Every line from the one containing "What text is on this page?" through the end of the listing below must be given again exactly, and nothing else; exclude pictures.
━━━━━━━━━━
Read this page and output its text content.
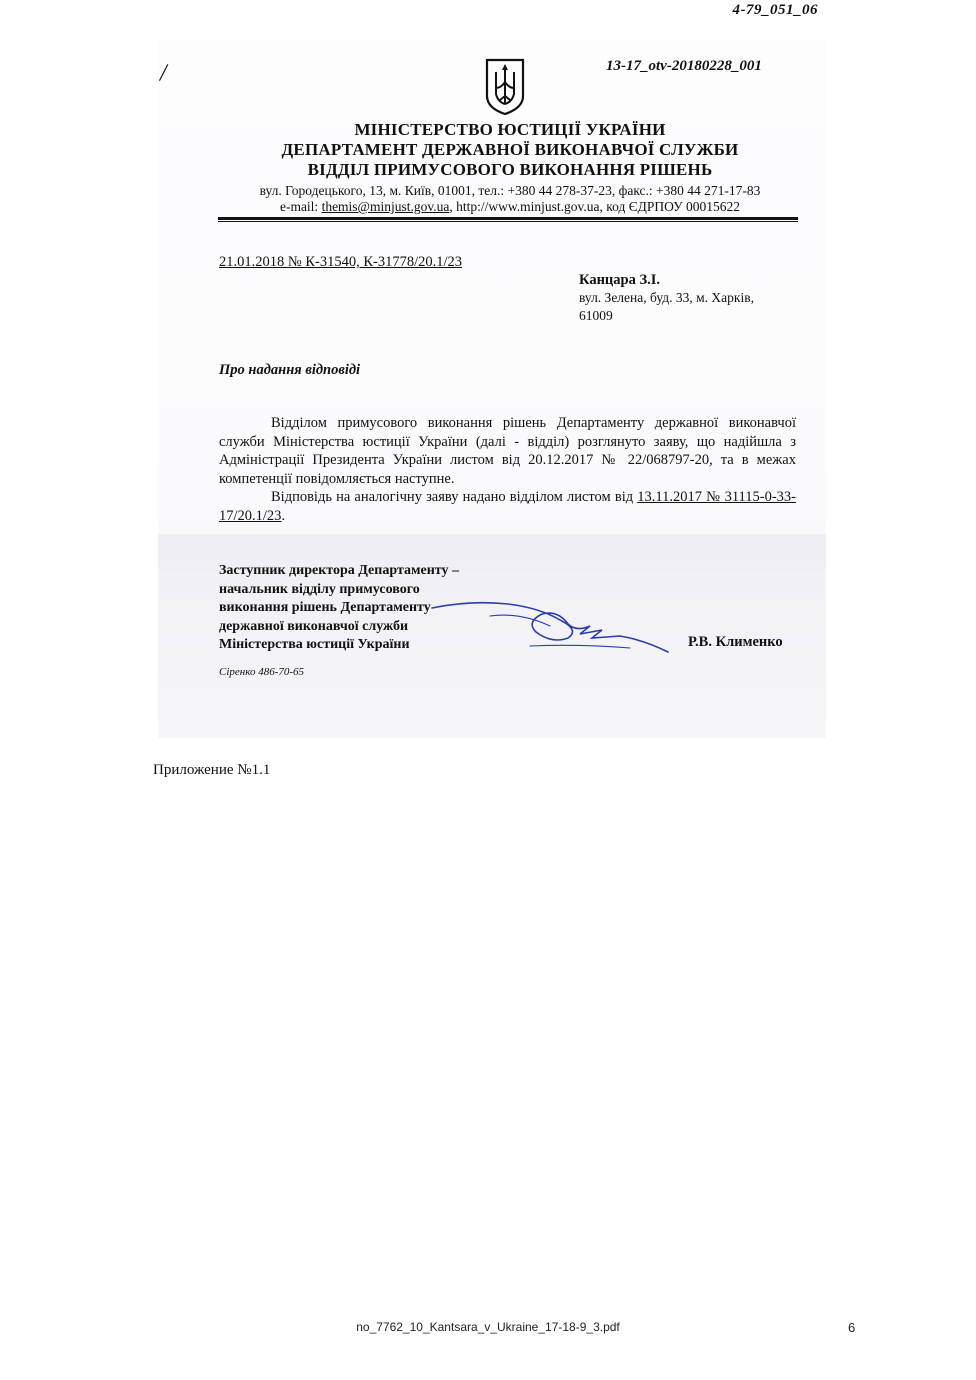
4-79_051_06
/	13-17_otv-20180228_001
МІНІСТЕРСТВО ЮСТИЦІЇ УКРАЇНИ
ДЕПАРТАМЕНТ ДЕРЖАВНОЇ ВИКОНАВЧОЇ СЛУЖБИ
ВІДДІЛ ПРИМУСОВОГО ВИКОНАННЯ РІШЕНЬ
вул. Городецького, 13, м. Київ, 01001, тел.: +380 44 278-37-23, факс.: +380 44 271-17-83
e-mail: themis@minjust.gov.ua, http://www.minjust.gov.ua, код ЄДРПОУ 00015622
21.01.2018 № К-31540, К-31778/20.1/23
Канцара З.І.
вул. Зелена, буд. 33, м. Харків,
61009
Про надання відповіді

Відділом примусового виконання рішень Департаменту державної виконавчої служби Міністерства юстиції України (далі - відділ) розглянуто заяву, що надійшла з Адміністрації Президента України листом від 20.12.2017 № 22/068797-20, та в межах компетенції повідомляється наступне.

Відповідь на аналогічну заяву надано відділом листом від 13.11.2017 № 31115-0-33-17/20.1/23.

Заступник директора Департаменту –
начальник відділу примусового
виконання рішень Департаменту
державної виконавчої служби
Міністерства юстиції України	Р.В. Клименко
Сіренко 486-70-65
Приложение №1.1
no_7762_10_Kantsara_v_Ukraine_17-18-9_3.pdf	6
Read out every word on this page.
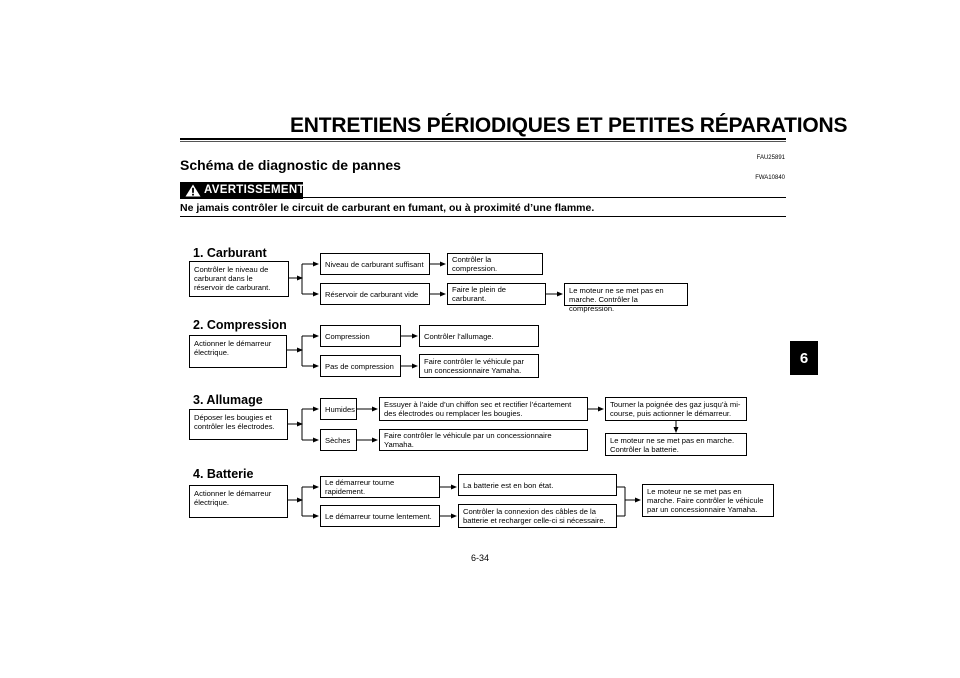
ENTRETIENS PÉRIODIQUES ET PETITES RÉPARATIONS
FAU25891
Schéma de diagnostic de pannes
FWA10840
AVERTISSEMENT
Ne jamais contrôler le circuit de carburant en fumant, ou à proximité d’une flamme.
1. Carburant
Contrôler le niveau de carburant dans le réservoir de carburant.
Niveau de carburant suffisant	Contrôler la compression.
Réservoir de carburant vide	Faire le plein de carburant.
Le moteur ne se met pas en marche. Contrôler la compression.
2. Compression
Actionner le démarreur électrique.
Compression	Contrôler l’allumage.
Pas de compression	Faire contrôler le véhicule par un concessionnaire Yamaha.
3. Allumage
Déposer les bougies et contrôler les électrodes.
Humides	Essuyer à l’aide d’un chiffon sec et rectifier l’écartement des électrodes ou remplacer les bougies.
Tourner la poignée des gaz jusqu’à mi-course, puis actionner le démarreur.
Sèches	Faire contrôler le véhicule par un concessionnaire Yamaha.	Le moteur ne se met pas en marche. Contrôler la batterie.
4. Batterie
Actionner le démarreur électrique.
Le démarreur tourne rapidement.
La batterie est en bon état.
Le démarreur tourne lentement.	Contrôler la connexion des câbles de la batterie et recharger celle-ci si nécessaire.
Le moteur ne se met pas en marche. Faire contrôler le véhicule par un concessionnaire Yamaha.
6-34
6
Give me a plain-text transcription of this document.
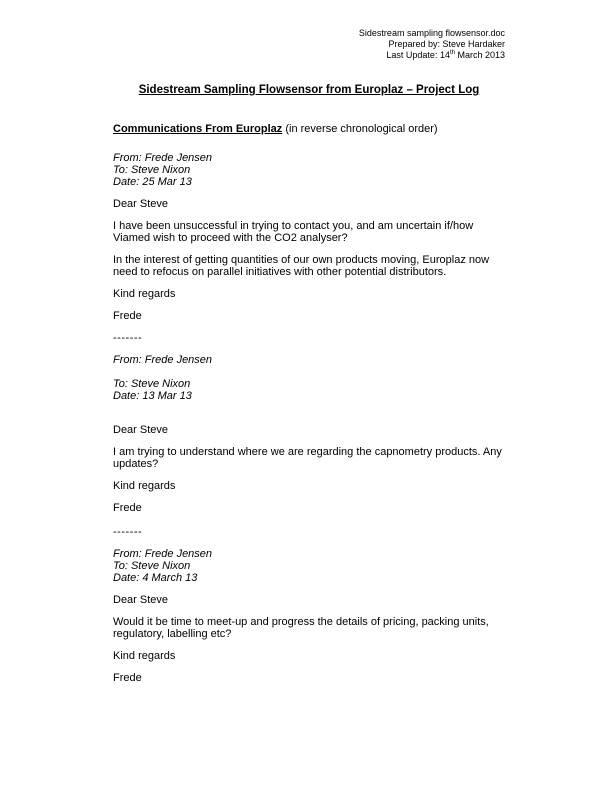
Sidestream sampling flowsensor.doc
Prepared by: Steve Hardaker
Last Update: 14th March 2013
Sidestream Sampling Flowsensor from Europlaz – Project Log
Communications From Europlaz (in reverse chronological order)
From: Frede Jensen
To: Steve Nixon
Date: 25 Mar 13

Dear Steve

I have been unsuccessful in trying to contact you, and am uncertain if/how Viamed wish to proceed with the CO2 analyser?

In the interest of getting quantities of our own products moving, Europlaz now need to refocus on parallel initiatives with other potential distributors.

Kind regards

Frede

-------

From: Frede Jensen
To: Steve Nixon
Date: 13 Mar 13

Dear Steve

I am trying to understand where we are regarding the capnometry products. Any updates?

Kind regards

Frede

-------

From: Frede Jensen
To: Steve Nixon
Date: 4 March 13

Dear Steve

Would it be time to meet-up and progress the details of pricing, packing units, regulatory, labelling etc?

Kind regards

Frede
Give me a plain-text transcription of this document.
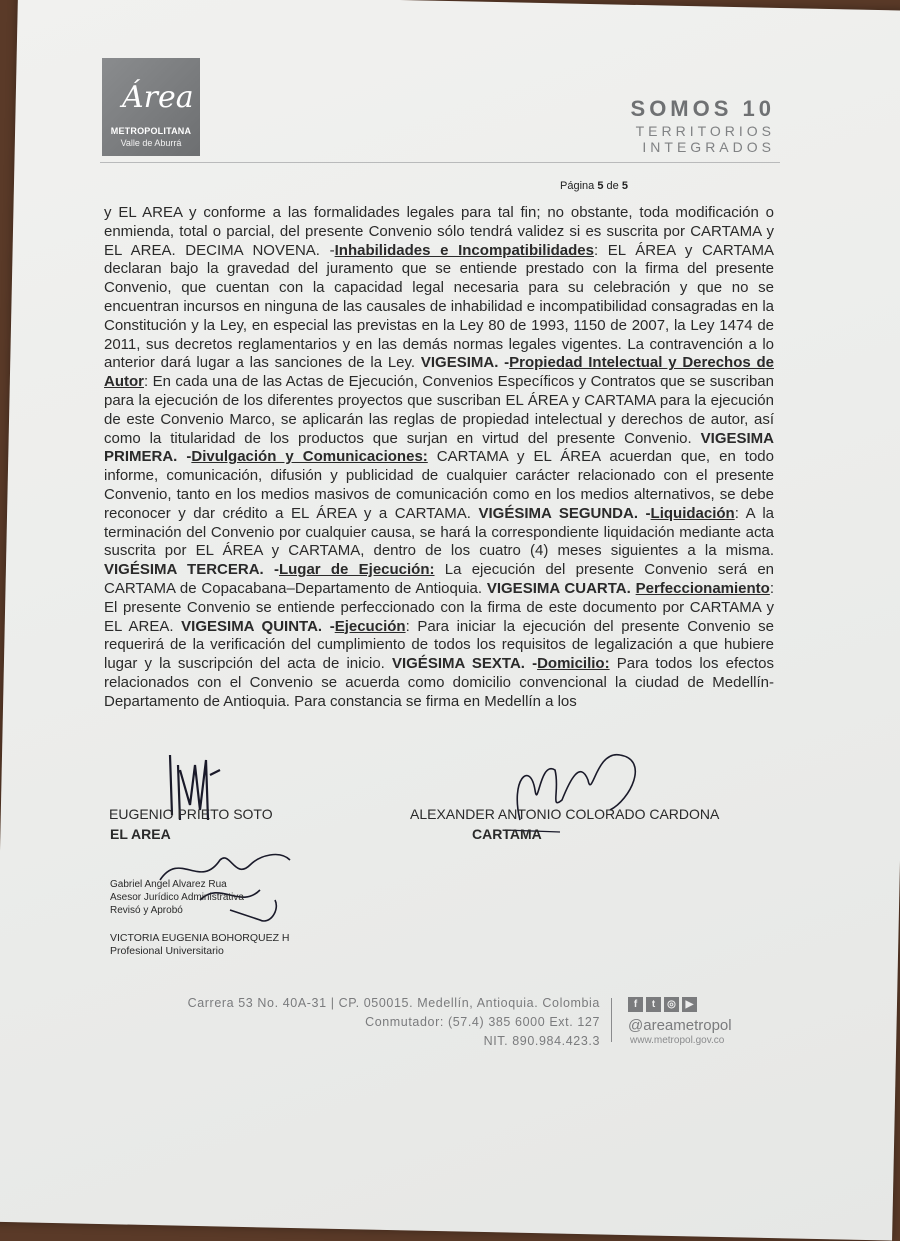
Área
METROPOLITANA
Valle de Aburrá
SOMOS 10
TERRITORIOS
INTEGRADOS
Página 5 de 5
y EL AREA y conforme a las formalidades legales para tal fin; no obstante, toda modificación o enmienda, total o parcial, del presente Convenio sólo tendrá validez si es suscrita por CARTAMA y EL AREA. DECIMA NOVENA. -Inhabilidades e Incompatibilidades: EL ÁREA y CARTAMA declaran bajo la gravedad del juramento que se entiende prestado con la firma del presente Convenio, que cuentan con la capacidad legal necesaria para su celebración y que no se encuentran incursos en ninguna de las causales de inhabilidad e incompatibilidad consagradas en la Constitución y la Ley, en especial las previstas en la Ley 80 de 1993, 1150 de 2007, la Ley 1474 de 2011, sus decretos reglamentarios y en las demás normas legales vigentes. La contravención a lo anterior dará lugar a las sanciones de la Ley. VIGESIMA. -Propiedad Intelectual y Derechos de Autor: En cada una de las Actas de Ejecución, Convenios Específicos y Contratos que se suscriban para la ejecución de los diferentes proyectos que suscriban EL ÁREA y CARTAMA para la ejecución de este Convenio Marco, se aplicarán las reglas de propiedad intelectual y derechos de autor, así como la titularidad de los productos que surjan en virtud del presente Convenio. VIGESIMA PRIMERA. -Divulgación y Comunicaciones: CARTAMA y EL ÁREA acuerdan que, en todo informe, comunicación, difusión y publicidad de cualquier carácter relacionado con el presente Convenio, tanto en los medios masivos de comunicación como en los medios alternativos, se debe reconocer y dar crédito a EL ÁREA y a CARTAMA. VIGÉSIMA SEGUNDA. -Liquidación: A la terminación del Convenio por cualquier causa, se hará la correspondiente liquidación mediante acta suscrita por EL ÁREA y CARTAMA, dentro de los cuatro (4) meses siguientes a la misma. VIGÉSIMA TERCERA. -Lugar de Ejecución: La ejecución del presente Convenio será en CARTAMA de Copacabana–Departamento de Antioquia. VIGESIMA CUARTA. Perfeccionamiento: El presente Convenio se entiende perfeccionado con la firma de este documento por CARTAMA y EL AREA. VIGESIMA QUINTA. -Ejecución: Para iniciar la ejecución del presente Convenio se requerirá de la verificación del cumplimiento de todos los requisitos de legalización a que hubiere lugar y la suscripción del acta de inicio. VIGÉSIMA SEXTA. -Domicilio: Para todos los efectos relacionados con el Convenio se acuerda como domicilio convencional la ciudad de Medellín-Departamento de Antioquia. Para constancia se firma en Medellín a los
EUGENIO PRIETO SOTO
EL AREA
ALEXANDER ANTONIO COLORADO CARDONA
CARTAMA
Gabriel Angel Alvarez Rua
Asesor Jurídico Administrativa
Revisó y Aprobó
VICTORIA EUGENIA BOHORQUEZ H
Profesional Universitario
Carrera 53 No. 40A-31 | CP. 050015. Medellín, Antioquia. Colombia
Conmutador: (57.4) 385 6000 Ext. 127
NIT. 890.984.423.3
f	t	◎ ▶
@areametropol
www.metropol.gov.co
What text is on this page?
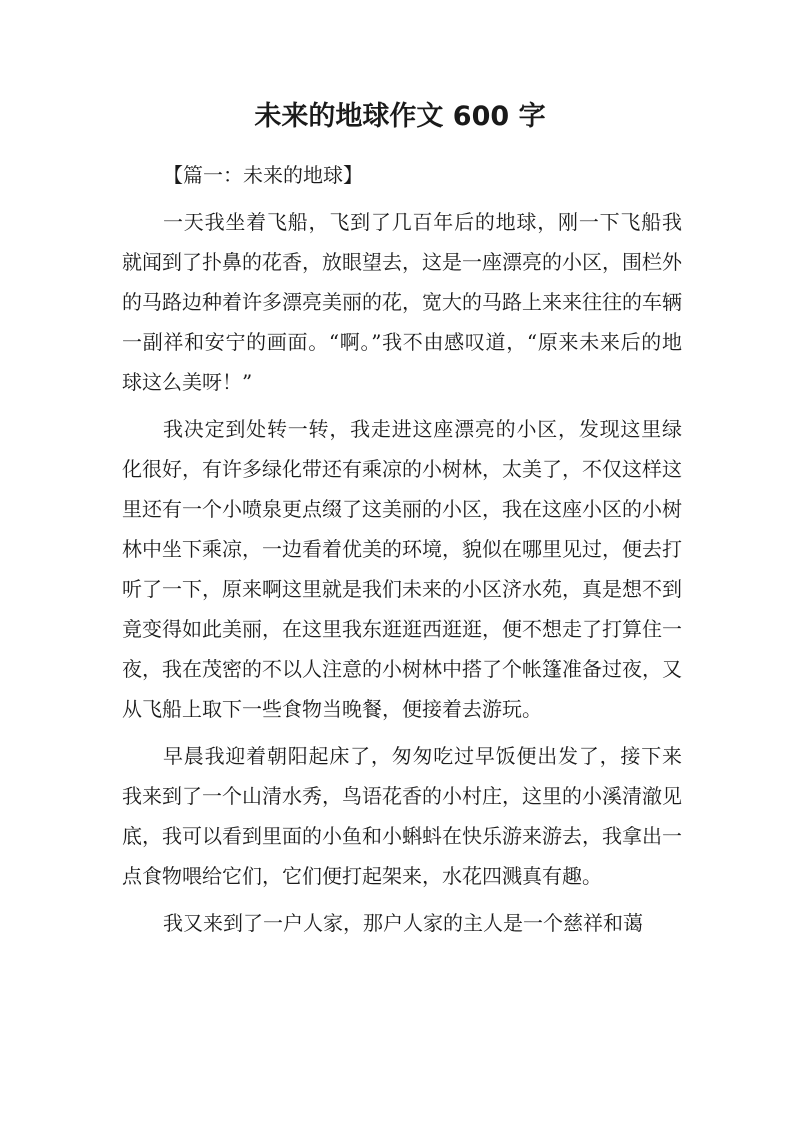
未来的地球作文 600 字

【篇一：未来的地球】

一天我坐着飞船，飞到了几百年后的地球，刚一下飞船我就闻到了扑鼻的花香，放眼望去，这是一座漂亮的小区，围栏外的马路边种着许多漂亮美丽的花，宽大的马路上来来往往的车辆一副祥和安宁的画面。“啊。”我不由感叹道，“原来未来后的地球这么美呀！”

我决定到处转一转，我走进这座漂亮的小区，发现这里绿化很好，有许多绿化带还有乘凉的小树林，太美了，不仅这样这里还有一个小喷泉更点缀了这美丽的小区，我在这座小区的小树林中坐下乘凉，一边看着优美的环境，貌似在哪里见过，便去打听了一下，原来啊这里就是我们未来的小区济水苑，真是想不到竟变得如此美丽，在这里我东逛逛西逛逛，便不想走了打算住一夜，我在茂密的不以人注意的小树林中搭了个帐篷准备过夜，又从飞船上取下一些食物当晚餐，便接着去游玩。

早晨我迎着朝阳起床了，匆匆吃过早饭便出发了，接下来我来到了一个山清水秀，鸟语花香的小村庄，这里的小溪清澈见底，我可以看到里面的小鱼和小蝌蚪在快乐游来游去，我拿出一点食物喂给它们，它们便打起架来，水花四溅真有趣。

我又来到了一户人家，那户人家的主人是一个慈祥和蔼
━━━━━━━━━━
TASK RESULT:
What text is on this page?
未来的地球作文 600 字

【篇一：未来的地球】

一天我坐着飞船，飞到了几百年后的地球，刚一下飞船我就闻到了扑鼻的花香，放眼望去，这是一座漂亮的小区，围栏外的马路边种着许多漂亮美丽的花，宽大的马路上来来往往的车辆一副祥和安宁的画面。“啊。”我不由感叹道，“原来未来后的地球这么美呀！”

我决定到处转一转，我走进这座漂亮的小区，发现这里绿化很好，有许多绿化带还有乘凉的小树林，太美了，不仅这样这里还有一个小喷泉更点缀了这美丽的小区，我在这座小区的小树林中坐下乘凉，一边看着优美的环境，貌似在哪里见过，便去打听了一下，原来啊这里就是我们未来的小区济水苑，真是想不到竟变得如此美丽，在这里我东逛逛西逛逛，便不想走了打算住一夜，我在茂密的不以人注意的小树林中搭了个帐篷准备过夜，又从飞船上取下一些食物当晚餐，便接着去游玩。

早晨我迎着朝阳起床了，匆匆吃过早饭便出发了，接下来我来到了一个山清水秀，鸟语花香的小村庄，这里的小溪清澈见底，我可以看到里面的小鱼和小蝌蚪在快乐游来游去，我拿出一点食物喂给它们，它们便打起架来，水花四溅真有趣。

我又来到了一户人家，那户人家的主人是一个慈祥和蔼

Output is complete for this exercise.